▶ _The input_

>> Start

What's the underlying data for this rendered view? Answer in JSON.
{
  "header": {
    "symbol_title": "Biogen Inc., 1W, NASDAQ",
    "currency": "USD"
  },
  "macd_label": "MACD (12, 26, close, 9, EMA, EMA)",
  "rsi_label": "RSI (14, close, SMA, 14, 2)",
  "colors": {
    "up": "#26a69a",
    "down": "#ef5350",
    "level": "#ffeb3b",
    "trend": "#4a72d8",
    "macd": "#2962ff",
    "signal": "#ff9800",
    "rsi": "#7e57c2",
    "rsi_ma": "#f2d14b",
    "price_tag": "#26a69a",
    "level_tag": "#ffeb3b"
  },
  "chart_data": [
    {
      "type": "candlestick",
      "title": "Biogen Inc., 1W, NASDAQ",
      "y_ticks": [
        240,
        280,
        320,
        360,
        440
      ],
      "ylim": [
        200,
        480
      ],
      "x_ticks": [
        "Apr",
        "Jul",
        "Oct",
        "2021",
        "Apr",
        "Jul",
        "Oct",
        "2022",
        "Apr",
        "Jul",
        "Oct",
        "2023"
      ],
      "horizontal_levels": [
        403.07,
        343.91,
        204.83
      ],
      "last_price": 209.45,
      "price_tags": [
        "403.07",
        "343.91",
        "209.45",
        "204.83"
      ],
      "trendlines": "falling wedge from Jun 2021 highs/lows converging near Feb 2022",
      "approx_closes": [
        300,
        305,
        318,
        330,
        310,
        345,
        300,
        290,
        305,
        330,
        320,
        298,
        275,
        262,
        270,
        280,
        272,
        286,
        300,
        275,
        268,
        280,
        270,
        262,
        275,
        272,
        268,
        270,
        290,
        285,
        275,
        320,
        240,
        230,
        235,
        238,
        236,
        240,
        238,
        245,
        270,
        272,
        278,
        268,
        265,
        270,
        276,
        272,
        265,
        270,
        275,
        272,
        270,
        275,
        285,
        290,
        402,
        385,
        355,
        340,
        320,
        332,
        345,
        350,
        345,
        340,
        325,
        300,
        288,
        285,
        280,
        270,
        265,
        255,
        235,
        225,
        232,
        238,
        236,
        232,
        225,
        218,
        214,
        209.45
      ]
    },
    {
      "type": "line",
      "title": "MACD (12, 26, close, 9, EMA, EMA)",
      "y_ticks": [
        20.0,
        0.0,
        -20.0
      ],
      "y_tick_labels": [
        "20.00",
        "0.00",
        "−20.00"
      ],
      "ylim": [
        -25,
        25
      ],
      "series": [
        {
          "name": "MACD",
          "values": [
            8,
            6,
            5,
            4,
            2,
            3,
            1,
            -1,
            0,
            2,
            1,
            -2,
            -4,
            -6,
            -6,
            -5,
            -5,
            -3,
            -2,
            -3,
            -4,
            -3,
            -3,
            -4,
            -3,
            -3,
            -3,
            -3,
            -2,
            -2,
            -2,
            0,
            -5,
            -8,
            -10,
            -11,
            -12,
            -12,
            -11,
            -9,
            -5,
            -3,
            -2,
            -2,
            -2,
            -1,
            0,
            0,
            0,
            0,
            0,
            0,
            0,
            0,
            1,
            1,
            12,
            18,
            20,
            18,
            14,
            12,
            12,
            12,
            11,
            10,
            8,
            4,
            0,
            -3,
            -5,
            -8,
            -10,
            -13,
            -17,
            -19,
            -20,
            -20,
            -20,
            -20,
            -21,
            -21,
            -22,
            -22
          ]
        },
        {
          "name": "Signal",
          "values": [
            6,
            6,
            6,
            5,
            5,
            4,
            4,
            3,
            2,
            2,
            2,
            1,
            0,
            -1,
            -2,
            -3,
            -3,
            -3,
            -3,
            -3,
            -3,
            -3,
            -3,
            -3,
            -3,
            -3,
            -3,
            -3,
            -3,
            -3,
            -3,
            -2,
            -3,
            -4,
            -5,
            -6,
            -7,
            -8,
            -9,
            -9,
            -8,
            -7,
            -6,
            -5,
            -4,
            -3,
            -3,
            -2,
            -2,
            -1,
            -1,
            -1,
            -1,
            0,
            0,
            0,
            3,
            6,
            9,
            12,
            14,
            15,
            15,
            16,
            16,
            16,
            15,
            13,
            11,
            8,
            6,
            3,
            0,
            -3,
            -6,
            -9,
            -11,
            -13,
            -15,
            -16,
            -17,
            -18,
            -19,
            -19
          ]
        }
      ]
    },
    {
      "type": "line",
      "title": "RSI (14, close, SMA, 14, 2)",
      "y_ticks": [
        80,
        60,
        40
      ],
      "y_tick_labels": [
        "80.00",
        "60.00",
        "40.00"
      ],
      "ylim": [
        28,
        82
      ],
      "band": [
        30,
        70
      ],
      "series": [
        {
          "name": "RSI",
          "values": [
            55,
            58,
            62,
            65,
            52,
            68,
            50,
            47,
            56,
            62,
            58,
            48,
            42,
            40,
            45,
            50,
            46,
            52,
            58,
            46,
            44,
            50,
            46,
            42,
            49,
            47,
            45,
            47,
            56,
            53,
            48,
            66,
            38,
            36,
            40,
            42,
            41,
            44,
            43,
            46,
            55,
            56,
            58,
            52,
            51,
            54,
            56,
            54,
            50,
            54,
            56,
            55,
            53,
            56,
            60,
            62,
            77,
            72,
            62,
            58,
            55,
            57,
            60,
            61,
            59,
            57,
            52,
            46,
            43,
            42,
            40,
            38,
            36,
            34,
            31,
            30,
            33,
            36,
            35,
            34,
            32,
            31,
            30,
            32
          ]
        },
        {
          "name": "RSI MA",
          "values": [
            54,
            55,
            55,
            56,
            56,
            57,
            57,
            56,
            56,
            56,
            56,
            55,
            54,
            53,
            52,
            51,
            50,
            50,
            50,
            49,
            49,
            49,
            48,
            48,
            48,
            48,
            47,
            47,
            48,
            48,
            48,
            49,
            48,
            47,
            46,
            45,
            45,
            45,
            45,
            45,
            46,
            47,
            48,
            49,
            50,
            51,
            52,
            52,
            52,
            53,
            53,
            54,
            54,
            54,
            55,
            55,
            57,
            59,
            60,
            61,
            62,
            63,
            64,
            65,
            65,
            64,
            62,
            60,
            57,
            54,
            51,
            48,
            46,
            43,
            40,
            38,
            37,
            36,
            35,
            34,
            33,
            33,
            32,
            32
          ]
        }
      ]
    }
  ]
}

>> End

▶ _Stated goal_
Go back to the listing above and please repeat it exactly.

▶ _Correct output_
What's the underlying data for this rendered view? Answer in JSON.
{
  "header": {
    "symbol_title": "Biogen Inc., 1W, NASDAQ",
    "currency": "USD"
  },
  "macd_label": "MACD (12, 26, close, 9, EMA, EMA)",
  "rsi_label": "RSI (14, close, SMA, 14, 2)",
  "colors": {
    "up": "#26a69a",
    "down": "#ef5350",
    "level": "#ffeb3b",
    "trend": "#4a72d8",
    "macd": "#2962ff",
    "signal": "#ff9800",
    "rsi": "#7e57c2",
    "rsi_ma": "#f2d14b",
    "price_tag": "#26a69a",
    "level_tag": "#ffeb3b"
  },
  "chart_data": [
    {
      "type": "candlestick",
      "title": "Biogen Inc., 1W, NASDAQ",
      "y_ticks": [
        240,
        280,
        320,
        360,
        440
      ],
      "ylim": [
        200,
        480
      ],
      "x_ticks": [
        "Apr",
        "Jul",
        "Oct",
        "2021",
        "Apr",
        "Jul",
        "Oct",
        "2022",
        "Apr",
        "Jul",
        "Oct",
        "2023"
      ],
      "horizontal_levels": [
        403.07,
        343.91,
        204.83
      ],
      "last_price": 209.45,
      "price_tags": [
        "403.07",
        "343.91",
        "209.45",
        "204.83"
      ],
      "trendlines": "falling wedge from Jun 2021 highs/lows converging near Feb 2022",
      "approx_closes": [
        300,
        305,
        318,
        330,
        310,
        345,
        300,
        290,
        305,
        330,
        320,
        298,
        275,
        262,
        270,
        280,
        272,
        286,
        300,
        275,
        268,
        280,
        270,
        262,
        275,
        272,
        268,
        270,
        290,
        285,
        275,
        320,
        240,
        230,
        235,
        238,
        236,
        240,
        238,
        245,
        270,
        272,
        278,
        268,
        265,
        270,
        276,
        272,
        265,
        270,
        275,
        272,
        270,
        275,
        285,
        290,
        402,
        385,
        355,
        340,
        320,
        332,
        345,
        350,
        345,
        340,
        325,
        300,
        288,
        285,
        280,
        270,
        265,
        255,
        235,
        225,
        232,
        238,
        236,
        232,
        225,
        218,
        214,
        209.45
      ]
    },
    {
      "type": "line",
      "title": "MACD (12, 26, close, 9, EMA, EMA)",
      "y_ticks": [
        20.0,
        0.0,
        -20.0
      ],
      "y_tick_labels": [
        "20.00",
        "0.00",
        "−20.00"
      ],
      "ylim": [
        -25,
        25
      ],
      "series": [
        {
          "name": "MACD",
          "values": [
            8,
            6,
            5,
            4,
            2,
            3,
            1,
            -1,
            0,
            2,
            1,
            -2,
            -4,
            -6,
            -6,
            -5,
            -5,
            -3,
            -2,
            -3,
            -4,
            -3,
            -3,
            -4,
            -3,
            -3,
            -3,
            -3,
            -2,
            -2,
            -2,
            0,
            -5,
            -8,
            -10,
            -11,
            -12,
            -12,
            -11,
            -9,
            -5,
            -3,
            -2,
            -2,
            -2,
            -1,
            0,
            0,
            0,
            0,
            0,
            0,
            0,
            0,
            1,
            1,
            12,
            18,
            20,
            18,
            14,
            12,
            12,
            12,
            11,
            10,
            8,
            4,
            0,
            -3,
            -5,
            -8,
            -10,
            -13,
            -17,
            -19,
            -20,
            -20,
            -20,
            -20,
            -21,
            -21,
            -22,
            -22
          ]
        },
        {
          "name": "Signal",
          "values": [
            6,
            6,
            6,
            5,
            5,
            4,
            4,
            3,
            2,
            2,
            2,
            1,
            0,
            -1,
            -2,
            -3,
            -3,
            -3,
            -3,
            -3,
            -3,
            -3,
            -3,
            -3,
            -3,
            -3,
            -3,
            -3,
            -3,
            -3,
            -3,
            -2,
            -3,
            -4,
            -5,
            -6,
            -7,
            -8,
            -9,
            -9,
            -8,
            -7,
            -6,
            -5,
            -4,
            -3,
            -3,
            -2,
            -2,
            -1,
            -1,
            -1,
            -1,
            0,
            0,
            0,
            3,
            6,
            9,
            12,
            14,
            15,
            15,
            16,
            16,
            16,
            15,
            13,
            11,
            8,
            6,
            3,
            0,
            -3,
            -6,
            -9,
            -11,
            -13,
            -15,
            -16,
            -17,
            -18,
            -19,
            -19
          ]
        }
      ]
    },
    {
      "type": "line",
      "title": "RSI (14, close, SMA, 14, 2)",
      "y_ticks": [
        80,
        60,
        40
      ],
      "y_tick_labels": [
        "80.00",
        "60.00",
        "40.00"
      ],
      "ylim": [
        28,
        82
      ],
      "band": [
        30,
        70
      ],
      "series": [
        {
          "name": "RSI",
          "values": [
            55,
            58,
            62,
            65,
            52,
            68,
            50,
            47,
            56,
            62,
            58,
            48,
            42,
            40,
            45,
            50,
            46,
            52,
            58,
            46,
            44,
            50,
            46,
            42,
            49,
            47,
            45,
            47,
            56,
            53,
            48,
            66,
            38,
            36,
            40,
            42,
            41,
            44,
            43,
            46,
            55,
            56,
            58,
            52,
            51,
            54,
            56,
            54,
            50,
            54,
            56,
            55,
            53,
            56,
            60,
            62,
            77,
            72,
            62,
            58,
            55,
            57,
            60,
            61,
            59,
            57,
            52,
            46,
            43,
            42,
            40,
            38,
            36,
            34,
            31,
            30,
            33,
            36,
            35,
            34,
            32,
            31,
            30,
            32
          ]
        },
        {
          "name": "RSI MA",
          "values": [
            54,
            55,
            55,
            56,
            56,
            57,
            57,
            56,
            56,
            56,
            56,
            55,
            54,
            53,
            52,
            51,
            50,
            50,
            50,
            49,
            49,
            49,
            48,
            48,
            48,
            48,
            47,
            47,
            48,
            48,
            48,
            49,
            48,
            47,
            46,
            45,
            45,
            45,
            45,
            45,
            46,
            47,
            48,
            49,
            50,
            51,
            52,
            52,
            52,
            53,
            53,
            54,
            54,
            54,
            55,
            55,
            57,
            59,
            60,
            61,
            62,
            63,
            64,
            65,
            65,
            64,
            62,
            60,
            57,
            54,
            51,
            48,
            46,
            43,
            40,
            38,
            37,
            36,
            35,
            34,
            33,
            33,
            32,
            32
          ]
        }
      ]
    }
  ]
}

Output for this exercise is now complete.